> Records supplied:
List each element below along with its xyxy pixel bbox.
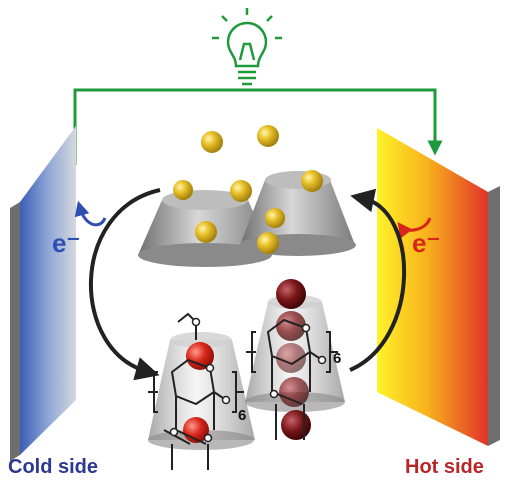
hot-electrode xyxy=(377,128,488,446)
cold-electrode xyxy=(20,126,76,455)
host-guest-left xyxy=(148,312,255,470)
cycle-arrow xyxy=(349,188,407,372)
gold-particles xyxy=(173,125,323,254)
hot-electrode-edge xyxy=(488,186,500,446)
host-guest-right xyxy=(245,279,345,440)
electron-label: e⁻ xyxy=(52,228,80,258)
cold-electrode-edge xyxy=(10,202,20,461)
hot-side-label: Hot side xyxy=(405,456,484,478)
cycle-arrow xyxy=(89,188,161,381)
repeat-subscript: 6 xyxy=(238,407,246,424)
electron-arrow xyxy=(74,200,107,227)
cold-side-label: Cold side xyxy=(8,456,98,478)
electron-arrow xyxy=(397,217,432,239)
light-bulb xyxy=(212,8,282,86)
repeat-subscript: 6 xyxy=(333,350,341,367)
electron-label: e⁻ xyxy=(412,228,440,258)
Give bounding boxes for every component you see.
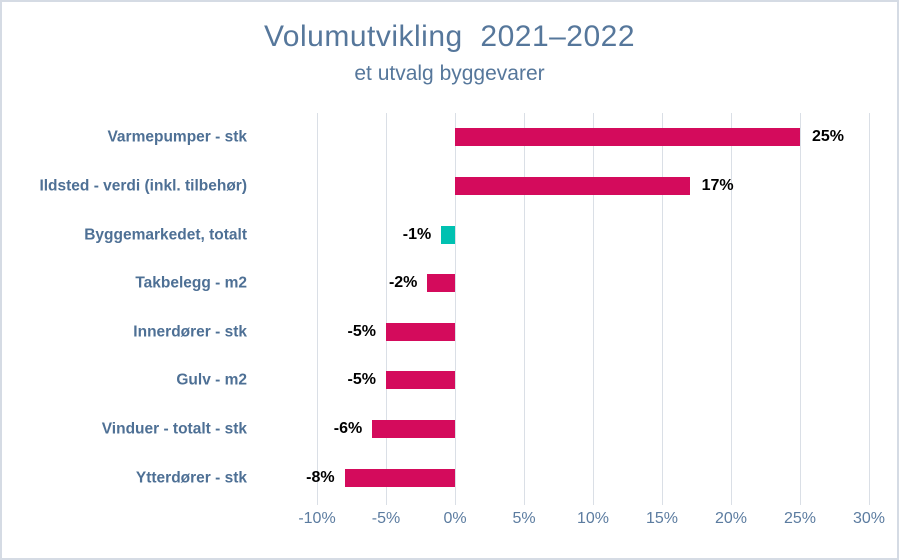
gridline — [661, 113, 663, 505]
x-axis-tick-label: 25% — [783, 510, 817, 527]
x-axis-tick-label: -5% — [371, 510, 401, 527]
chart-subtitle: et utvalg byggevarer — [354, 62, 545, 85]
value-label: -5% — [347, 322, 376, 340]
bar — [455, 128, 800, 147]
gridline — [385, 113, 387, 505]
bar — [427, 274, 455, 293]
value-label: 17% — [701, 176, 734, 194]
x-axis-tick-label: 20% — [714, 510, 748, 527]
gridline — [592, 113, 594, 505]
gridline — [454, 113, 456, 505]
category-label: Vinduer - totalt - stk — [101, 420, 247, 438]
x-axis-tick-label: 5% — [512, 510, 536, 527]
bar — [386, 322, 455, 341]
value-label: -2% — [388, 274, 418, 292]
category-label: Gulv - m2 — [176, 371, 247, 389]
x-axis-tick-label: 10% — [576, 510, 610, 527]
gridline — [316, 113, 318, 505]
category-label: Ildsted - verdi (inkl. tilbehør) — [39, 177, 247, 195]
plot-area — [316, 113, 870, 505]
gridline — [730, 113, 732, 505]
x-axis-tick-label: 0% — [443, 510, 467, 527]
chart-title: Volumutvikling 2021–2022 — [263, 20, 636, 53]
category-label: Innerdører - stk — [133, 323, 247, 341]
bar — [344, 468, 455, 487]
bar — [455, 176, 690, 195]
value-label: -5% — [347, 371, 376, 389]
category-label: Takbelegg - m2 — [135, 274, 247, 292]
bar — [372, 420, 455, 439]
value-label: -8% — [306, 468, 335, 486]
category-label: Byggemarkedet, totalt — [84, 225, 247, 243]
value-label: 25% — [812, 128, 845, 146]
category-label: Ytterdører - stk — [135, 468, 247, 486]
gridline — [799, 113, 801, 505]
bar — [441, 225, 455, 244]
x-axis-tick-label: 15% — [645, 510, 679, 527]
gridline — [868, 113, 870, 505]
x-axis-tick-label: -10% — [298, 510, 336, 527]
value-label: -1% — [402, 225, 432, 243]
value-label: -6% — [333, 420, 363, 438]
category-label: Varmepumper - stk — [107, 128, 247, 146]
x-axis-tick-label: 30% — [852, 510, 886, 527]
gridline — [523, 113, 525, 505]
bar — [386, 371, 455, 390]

> Given task:
Rewrite all of the rows above, replacing every "gridline" with "grid line" and leaving everything else unchanged. Omit the pictures.

> Worked solution:
List each element below along with its xyxy pixel bbox.
hot-electrode xyxy=(377,128,488,446)
cold-electrode xyxy=(20,126,76,455)
host-guest-left xyxy=(148,312,255,470)
cycle-arrow xyxy=(349,188,407,372)
gold-particles xyxy=(173,125,323,254)
hot-electrode-edge xyxy=(488,186,500,446)
host-guest-right xyxy=(245,279,345,440)
electron-label: e⁻ xyxy=(52,228,80,258)
cold-electrode-edge xyxy=(10,202,20,461)
hot-side-label: Hot side xyxy=(405,456,484,478)
cycle-arrow xyxy=(89,188,161,381)
repeat-subscript: 6 xyxy=(238,407,246,424)
electron-arrow xyxy=(74,200,107,227)
cold-side-label: Cold side xyxy=(8,456,98,478)
electron-arrow xyxy=(397,217,432,239)
light-bulb xyxy=(212,8,282,86)
repeat-subscript: 6 xyxy=(333,350,341,367)
electron-label: e⁻ xyxy=(412,228,440,258)
Give bounding boxes for every component you see.
grid line — [661, 113, 663, 505]
x-axis-tick-label: 25% — [783, 510, 817, 527]
x-axis-tick-label: -5% — [371, 510, 401, 527]
chart-subtitle: et utvalg byggevarer — [354, 62, 545, 85]
value-label: -5% — [347, 322, 376, 340]
bar — [455, 128, 800, 147]
grid line — [385, 113, 387, 505]
bar — [427, 274, 455, 293]
value-label: 17% — [701, 176, 734, 194]
x-axis-tick-label: 20% — [714, 510, 748, 527]
grid line — [592, 113, 594, 505]
grid line — [454, 113, 456, 505]
category-label: Vinduer - totalt - stk — [101, 420, 247, 438]
x-axis-tick-label: 5% — [512, 510, 536, 527]
bar — [386, 322, 455, 341]
value-label: -2% — [388, 274, 418, 292]
category-label: Gulv - m2 — [176, 371, 247, 389]
x-axis-tick-label: 10% — [576, 510, 610, 527]
grid line — [316, 113, 318, 505]
category-label: Ildsted - verdi (inkl. tilbehør) — [39, 177, 247, 195]
plot-area — [316, 113, 870, 505]
grid line — [730, 113, 732, 505]
x-axis-tick-label: 0% — [443, 510, 467, 527]
chart-title: Volumutvikling 2021–2022 — [263, 20, 636, 53]
category-label: Innerdører - stk — [133, 323, 247, 341]
bar — [344, 468, 455, 487]
bar — [455, 176, 690, 195]
value-label: -5% — [347, 371, 376, 389]
category-label: Takbelegg - m2 — [135, 274, 247, 292]
bar — [372, 420, 455, 439]
value-label: -8% — [306, 468, 335, 486]
category-label: Byggemarkedet, totalt — [84, 225, 247, 243]
value-label: 25% — [812, 128, 845, 146]
category-label: Ytterdører - stk — [135, 468, 247, 486]
grid line — [799, 113, 801, 505]
bar — [441, 225, 455, 244]
x-axis-tick-label: 15% — [645, 510, 679, 527]
grid line — [868, 113, 870, 505]
x-axis-tick-label: -10% — [298, 510, 336, 527]
value-label: -1% — [402, 225, 432, 243]
value-label: -6% — [333, 420, 363, 438]
category-label: Varmepumper - stk — [107, 128, 247, 146]
x-axis-tick-label: 30% — [852, 510, 886, 527]
grid line — [523, 113, 525, 505]
bar — [386, 371, 455, 390]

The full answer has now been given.